Written problem: Each record below must be returned exactly as shown.

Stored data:

--------------------

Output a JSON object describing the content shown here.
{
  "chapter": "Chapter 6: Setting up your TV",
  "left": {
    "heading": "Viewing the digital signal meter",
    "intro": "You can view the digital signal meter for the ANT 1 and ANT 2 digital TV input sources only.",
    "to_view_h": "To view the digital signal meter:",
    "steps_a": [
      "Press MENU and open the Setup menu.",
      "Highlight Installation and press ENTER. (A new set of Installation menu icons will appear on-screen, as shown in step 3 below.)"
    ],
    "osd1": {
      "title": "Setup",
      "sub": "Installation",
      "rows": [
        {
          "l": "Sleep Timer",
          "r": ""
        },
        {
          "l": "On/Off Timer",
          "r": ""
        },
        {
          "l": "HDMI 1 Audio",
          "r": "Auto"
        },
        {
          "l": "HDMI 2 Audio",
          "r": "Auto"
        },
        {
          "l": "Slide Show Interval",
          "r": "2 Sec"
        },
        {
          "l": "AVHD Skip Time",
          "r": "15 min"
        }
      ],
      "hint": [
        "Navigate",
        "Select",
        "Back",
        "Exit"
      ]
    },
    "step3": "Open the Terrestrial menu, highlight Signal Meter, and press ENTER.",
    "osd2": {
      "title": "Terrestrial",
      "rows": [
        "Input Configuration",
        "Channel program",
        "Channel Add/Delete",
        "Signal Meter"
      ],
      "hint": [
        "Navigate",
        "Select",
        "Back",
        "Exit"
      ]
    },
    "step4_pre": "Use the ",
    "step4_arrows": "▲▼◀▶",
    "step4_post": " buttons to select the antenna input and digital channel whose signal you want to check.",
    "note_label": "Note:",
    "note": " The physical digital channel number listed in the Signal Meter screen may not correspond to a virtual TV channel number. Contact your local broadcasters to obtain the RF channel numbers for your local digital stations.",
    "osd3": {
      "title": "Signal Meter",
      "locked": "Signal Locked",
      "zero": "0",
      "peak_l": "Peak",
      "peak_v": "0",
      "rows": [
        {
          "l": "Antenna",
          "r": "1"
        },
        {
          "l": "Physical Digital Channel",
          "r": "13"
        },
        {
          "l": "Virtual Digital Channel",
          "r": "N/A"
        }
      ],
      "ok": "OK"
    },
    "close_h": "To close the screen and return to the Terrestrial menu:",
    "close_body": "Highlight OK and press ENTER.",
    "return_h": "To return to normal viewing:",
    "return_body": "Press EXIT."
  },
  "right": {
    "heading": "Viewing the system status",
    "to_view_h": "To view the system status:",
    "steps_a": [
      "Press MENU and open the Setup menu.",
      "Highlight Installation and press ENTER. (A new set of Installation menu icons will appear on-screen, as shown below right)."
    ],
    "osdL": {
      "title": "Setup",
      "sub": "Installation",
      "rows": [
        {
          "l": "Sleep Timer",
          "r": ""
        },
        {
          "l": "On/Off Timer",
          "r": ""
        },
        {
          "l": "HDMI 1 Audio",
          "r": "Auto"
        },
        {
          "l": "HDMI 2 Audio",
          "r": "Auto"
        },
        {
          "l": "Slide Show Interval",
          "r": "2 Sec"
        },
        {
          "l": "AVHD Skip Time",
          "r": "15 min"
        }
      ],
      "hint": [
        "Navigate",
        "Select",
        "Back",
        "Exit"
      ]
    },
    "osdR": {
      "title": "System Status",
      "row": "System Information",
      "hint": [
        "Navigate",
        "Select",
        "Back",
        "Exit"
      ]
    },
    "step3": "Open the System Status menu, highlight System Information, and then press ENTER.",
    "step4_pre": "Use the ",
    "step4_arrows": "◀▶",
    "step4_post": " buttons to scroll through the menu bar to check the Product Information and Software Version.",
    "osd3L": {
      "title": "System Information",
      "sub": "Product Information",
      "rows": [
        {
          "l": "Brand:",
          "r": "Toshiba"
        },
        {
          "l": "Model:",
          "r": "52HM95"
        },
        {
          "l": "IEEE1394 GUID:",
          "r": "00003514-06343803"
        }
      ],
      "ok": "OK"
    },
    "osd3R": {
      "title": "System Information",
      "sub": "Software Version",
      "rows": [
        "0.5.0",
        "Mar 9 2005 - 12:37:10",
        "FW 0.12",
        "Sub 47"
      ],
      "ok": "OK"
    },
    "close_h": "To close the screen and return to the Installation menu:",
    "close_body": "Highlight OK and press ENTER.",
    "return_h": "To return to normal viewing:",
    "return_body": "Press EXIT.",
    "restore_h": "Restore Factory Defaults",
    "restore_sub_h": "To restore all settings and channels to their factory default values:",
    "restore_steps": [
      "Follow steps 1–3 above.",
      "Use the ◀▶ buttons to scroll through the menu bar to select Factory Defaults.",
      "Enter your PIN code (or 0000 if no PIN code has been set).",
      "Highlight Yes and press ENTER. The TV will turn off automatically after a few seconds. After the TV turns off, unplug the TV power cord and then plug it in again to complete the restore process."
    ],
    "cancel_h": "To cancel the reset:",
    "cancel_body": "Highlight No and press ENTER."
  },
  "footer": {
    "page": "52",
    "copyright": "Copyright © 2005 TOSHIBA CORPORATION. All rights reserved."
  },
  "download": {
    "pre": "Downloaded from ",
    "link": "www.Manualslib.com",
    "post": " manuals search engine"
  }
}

--------------------

Written response:
Output a JSON object describing the content shown here.
{
  "chapter": "Chapter 6: Setting up your TV",
  "left": {
    "heading": "Viewing the digital signal meter",
    "intro": "You can view the digital signal meter for the ANT 1 and ANT 2 digital TV input sources only.",
    "to_view_h": "To view the digital signal meter:",
    "steps_a": [
      "Press MENU and open the Setup menu.",
      "Highlight Installation and press ENTER. (A new set of Installation menu icons will appear on-screen, as shown in step 3 below.)"
    ],
    "osd1": {
      "title": "Setup",
      "sub": "Installation",
      "rows": [
        {
          "l": "Sleep Timer",
          "r": ""
        },
        {
          "l": "On/Off Timer",
          "r": ""
        },
        {
          "l": "HDMI 1 Audio",
          "r": "Auto"
        },
        {
          "l": "HDMI 2 Audio",
          "r": "Auto"
        },
        {
          "l": "Slide Show Interval",
          "r": "2 Sec"
        },
        {
          "l": "AVHD Skip Time",
          "r": "15 min"
        }
      ],
      "hint": [
        "Navigate",
        "Select",
        "Back",
        "Exit"
      ]
    },
    "step3": "Open the Terrestrial menu, highlight Signal Meter, and press ENTER.",
    "osd2": {
      "title": "Terrestrial",
      "rows": [
        "Input Configuration",
        "Channel program",
        "Channel Add/Delete",
        "Signal Meter"
      ],
      "hint": [
        "Navigate",
        "Select",
        "Back",
        "Exit"
      ]
    },
    "step4_pre": "Use the ",
    "step4_arrows": "▲▼◀▶",
    "step4_post": " buttons to select the antenna input and digital channel whose signal you want to check.",
    "note_label": "Note:",
    "note": " The physical digital channel number listed in the Signal Meter screen may not correspond to a virtual TV channel number. Contact your local broadcasters to obtain the RF channel numbers for your local digital stations.",
    "osd3": {
      "title": "Signal Meter",
      "locked": "Signal Locked",
      "zero": "0",
      "peak_l": "Peak",
      "peak_v": "0",
      "rows": [
        {
          "l": "Antenna",
          "r": "1"
        },
        {
          "l": "Physical Digital Channel",
          "r": "13"
        },
        {
          "l": "Virtual Digital Channel",
          "r": "N/A"
        }
      ],
      "ok": "OK"
    },
    "close_h": "To close the screen and return to the Terrestrial menu:",
    "close_body": "Highlight OK and press ENTER.",
    "return_h": "To return to normal viewing:",
    "return_body": "Press EXIT."
  },
  "right": {
    "heading": "Viewing the system status",
    "to_view_h": "To view the system status:",
    "steps_a": [
      "Press MENU and open the Setup menu.",
      "Highlight Installation and press ENTER. (A new set of Installation menu icons will appear on-screen, as shown below right)."
    ],
    "osdL": {
      "title": "Setup",
      "sub": "Installation",
      "rows": [
        {
          "l": "Sleep Timer",
          "r": ""
        },
        {
          "l": "On/Off Timer",
          "r": ""
        },
        {
          "l": "HDMI 1 Audio",
          "r": "Auto"
        },
        {
          "l": "HDMI 2 Audio",
          "r": "Auto"
        },
        {
          "l": "Slide Show Interval",
          "r": "2 Sec"
        },
        {
          "l": "AVHD Skip Time",
          "r": "15 min"
        }
      ],
      "hint": [
        "Navigate",
        "Select",
        "Back",
        "Exit"
      ]
    },
    "osdR": {
      "title": "System Status",
      "row": "System Information",
      "hint": [
        "Navigate",
        "Select",
        "Back",
        "Exit"
      ]
    },
    "step3": "Open the System Status menu, highlight System Information, and then press ENTER.",
    "step4_pre": "Use the ",
    "step4_arrows": "◀▶",
    "step4_post": " buttons to scroll through the menu bar to check the Product Information and Software Version.",
    "osd3L": {
      "title": "System Information",
      "sub": "Product Information",
      "rows": [
        {
          "l": "Brand:",
          "r": "Toshiba"
        },
        {
          "l": "Model:",
          "r": "52HM95"
        },
        {
          "l": "IEEE1394 GUID:",
          "r": "00003514-06343803"
        }
      ],
      "ok": "OK"
    },
    "osd3R": {
      "title": "System Information",
      "sub": "Software Version",
      "rows": [
        "0.5.0",
        "Mar 9 2005 - 12:37:10",
        "FW 0.12",
        "Sub 47"
      ],
      "ok": "OK"
    },
    "close_h": "To close the screen and return to the Installation menu:",
    "close_body": "Highlight OK and press ENTER.",
    "return_h": "To return to normal viewing:",
    "return_body": "Press EXIT.",
    "restore_h": "Restore Factory Defaults",
    "restore_sub_h": "To restore all settings and channels to their factory default values:",
    "restore_steps": [
      "Follow steps 1–3 above.",
      "Use the ◀▶ buttons to scroll through the menu bar to select Factory Defaults.",
      "Enter your PIN code (or 0000 if no PIN code has been set).",
      "Highlight Yes and press ENTER. The TV will turn off automatically after a few seconds. After the TV turns off, unplug the TV power cord and then plug it in again to complete the restore process."
    ],
    "cancel_h": "To cancel the reset:",
    "cancel_body": "Highlight No and press ENTER."
  },
  "footer": {
    "page": "52",
    "copyright": "Copyright © 2005 TOSHIBA CORPORATION. All rights reserved."
  },
  "download": {
    "pre": "Downloaded from ",
    "link": "www.Manualslib.com",
    "post": " manuals search engine"
  }
}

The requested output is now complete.